• Aim of the task:
Repeat all the records exactly, omitting pictures.

━━━━━━━━

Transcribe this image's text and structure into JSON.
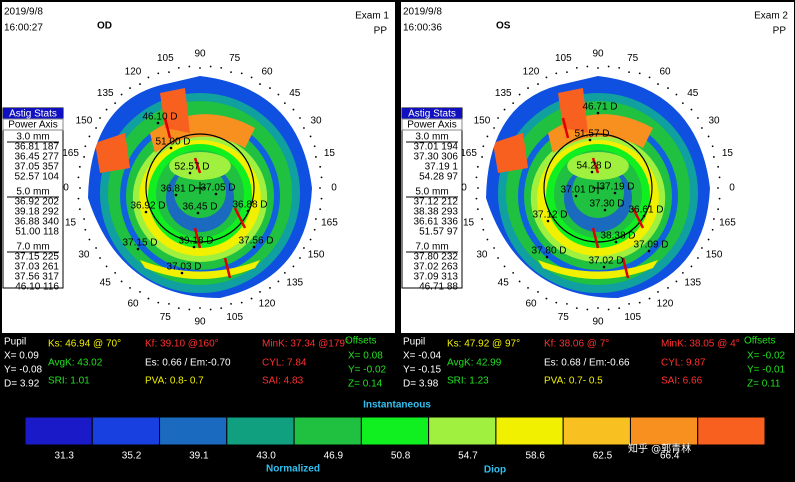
{
  "panels": [
    {
      "date": "2019/9/8",
      "time": "16:00:27",
      "eye": "OD",
      "exam": "Exam 1",
      "pp": "PP",
      "astig": {
        "title": "Astig Stats",
        "subtitle": "Power Axis",
        "groups": [
          {
            "zone": "3.0 mm",
            "rows": [
              "36.81 187",
              "36.45 277",
              "37.05 357",
              "52.57 104"
            ]
          },
          {
            "zone": "5.0 mm",
            "rows": [
              "36.92 202",
              "39.18 292",
              "36.88 340",
              "51.00 118"
            ]
          },
          {
            "zone": "7.0 mm",
            "rows": [
              "37.15 225",
              "37.03 261",
              "37.56 317",
              "46.10 116"
            ]
          }
        ]
      },
      "map_labels": [
        "46.10 D",
        "51.00 D",
        "52.57 D",
        "36.81 D",
        "37.05 D",
        "36.92 D",
        "36.45 D",
        "36.88 D",
        "37.15 D",
        "39.18 D",
        "37.56 D",
        "37.03 D"
      ],
      "info": [
        "Pupil",
        "X= 0.09",
        "Y= -0.08",
        "D= 3.92",
        "Ks: 46.94 @ 70°",
        "AvgK: 43.02",
        "SRI: 1.01",
        "Kf: 39.10 @160°",
        "Es: 0.66 / Em:-0.70",
        "PVA:  0.8-  0.7",
        "MinK: 37.34 @179°",
        "CYL:  7.84",
        "SAI:  4.83",
        "Offsets",
        "X= 0.08",
        "Y= -0.02",
        "Z= 0.14"
      ]
    },
    {
      "date": "2019/9/8",
      "time": "16:00:36",
      "eye": "OS",
      "exam": "Exam 2",
      "pp": "PP",
      "astig": {
        "title": "Astig Stats",
        "subtitle": "Power Axis",
        "groups": [
          {
            "zone": "3.0 mm",
            "rows": [
              "37.01 194",
              "37.30 306",
              "37.19 1",
              "54.28 97"
            ]
          },
          {
            "zone": "5.0 mm",
            "rows": [
              "37.12 212",
              "38.38 293",
              "36.61 336",
              "51.57 97"
            ]
          },
          {
            "zone": "7.0 mm",
            "rows": [
              "37.80 232",
              "37.02 263",
              "37.09 313",
              "46.71 88"
            ]
          }
        ]
      },
      "map_labels": [
        "46.71 D",
        "51.57 D",
        "54.28 D",
        "37.01 D",
        "37.19 D",
        "37.30 D",
        "37.12 D",
        "36.61 D",
        "38.38 D",
        "37.80 D",
        "37.09 D",
        "37.02 D"
      ],
      "info": [
        "Pupil",
        "X= -0.04",
        "Y= -0.15",
        "D= 3.98",
        "Ks: 47.92 @ 97°",
        "AvgK: 42.99",
        "SRI: 1.23",
        "Kf: 38.06 @  7°",
        "Es: 0.68 / Em:-0.66",
        "PVA:  0.7-  0.5",
        "MinK: 38.05 @  4°",
        "CYL:  9.87",
        "SAI:  6.66",
        "Offsets",
        "X= -0.02",
        "Y= -0.01",
        "Z= 0.11"
      ]
    }
  ],
  "axis_angles": [
    "0",
    "15",
    "30",
    "45",
    "60",
    "75",
    "90",
    "105",
    "120",
    "135",
    "150",
    "165"
  ],
  "scale": {
    "title": "Instantaneous",
    "values": [
      "31.3",
      "35.2",
      "39.1",
      "43.0",
      "46.9",
      "50.8",
      "54.7",
      "58.6",
      "62.5",
      "66.4"
    ],
    "left_label": "Normalized",
    "right_label": "Diop"
  },
  "watermark": "知乎 @郭青林"
}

━━━━━━━━

• The output:
Transcribe this image's text and structure into JSON.
{
  "panels": [
    {
      "date": "2019/9/8",
      "time": "16:00:27",
      "eye": "OD",
      "exam": "Exam 1",
      "pp": "PP",
      "astig": {
        "title": "Astig Stats",
        "subtitle": "Power Axis",
        "groups": [
          {
            "zone": "3.0 mm",
            "rows": [
              "36.81 187",
              "36.45 277",
              "37.05 357",
              "52.57 104"
            ]
          },
          {
            "zone": "5.0 mm",
            "rows": [
              "36.92 202",
              "39.18 292",
              "36.88 340",
              "51.00 118"
            ]
          },
          {
            "zone": "7.0 mm",
            "rows": [
              "37.15 225",
              "37.03 261",
              "37.56 317",
              "46.10 116"
            ]
          }
        ]
      },
      "map_labels": [
        "46.10 D",
        "51.00 D",
        "52.57 D",
        "36.81 D",
        "37.05 D",
        "36.92 D",
        "36.45 D",
        "36.88 D",
        "37.15 D",
        "39.18 D",
        "37.56 D",
        "37.03 D"
      ],
      "info": [
        "Pupil",
        "X= 0.09",
        "Y= -0.08",
        "D= 3.92",
        "Ks: 46.94 @ 70°",
        "AvgK: 43.02",
        "SRI: 1.01",
        "Kf: 39.10 @160°",
        "Es: 0.66 / Em:-0.70",
        "PVA:  0.8-  0.7",
        "MinK: 37.34 @179°",
        "CYL:  7.84",
        "SAI:  4.83",
        "Offsets",
        "X= 0.08",
        "Y= -0.02",
        "Z= 0.14"
      ]
    },
    {
      "date": "2019/9/8",
      "time": "16:00:36",
      "eye": "OS",
      "exam": "Exam 2",
      "pp": "PP",
      "astig": {
        "title": "Astig Stats",
        "subtitle": "Power Axis",
        "groups": [
          {
            "zone": "3.0 mm",
            "rows": [
              "37.01 194",
              "37.30 306",
              "37.19 1",
              "54.28 97"
            ]
          },
          {
            "zone": "5.0 mm",
            "rows": [
              "37.12 212",
              "38.38 293",
              "36.61 336",
              "51.57 97"
            ]
          },
          {
            "zone": "7.0 mm",
            "rows": [
              "37.80 232",
              "37.02 263",
              "37.09 313",
              "46.71 88"
            ]
          }
        ]
      },
      "map_labels": [
        "46.71 D",
        "51.57 D",
        "54.28 D",
        "37.01 D",
        "37.19 D",
        "37.30 D",
        "37.12 D",
        "36.61 D",
        "38.38 D",
        "37.80 D",
        "37.09 D",
        "37.02 D"
      ],
      "info": [
        "Pupil",
        "X= -0.04",
        "Y= -0.15",
        "D= 3.98",
        "Ks: 47.92 @ 97°",
        "AvgK: 42.99",
        "SRI: 1.23",
        "Kf: 38.06 @  7°",
        "Es: 0.68 / Em:-0.66",
        "PVA:  0.7-  0.5",
        "MinK: 38.05 @  4°",
        "CYL:  9.87",
        "SAI:  6.66",
        "Offsets",
        "X= -0.02",
        "Y= -0.01",
        "Z= 0.11"
      ]
    }
  ],
  "axis_angles": [
    "0",
    "15",
    "30",
    "45",
    "60",
    "75",
    "90",
    "105",
    "120",
    "135",
    "150",
    "165"
  ],
  "scale": {
    "title": "Instantaneous",
    "values": [
      "31.3",
      "35.2",
      "39.1",
      "43.0",
      "46.9",
      "50.8",
      "54.7",
      "58.6",
      "62.5",
      "66.4"
    ],
    "left_label": "Normalized",
    "right_label": "Diop"
  },
  "watermark": "知乎 @郭青林"
}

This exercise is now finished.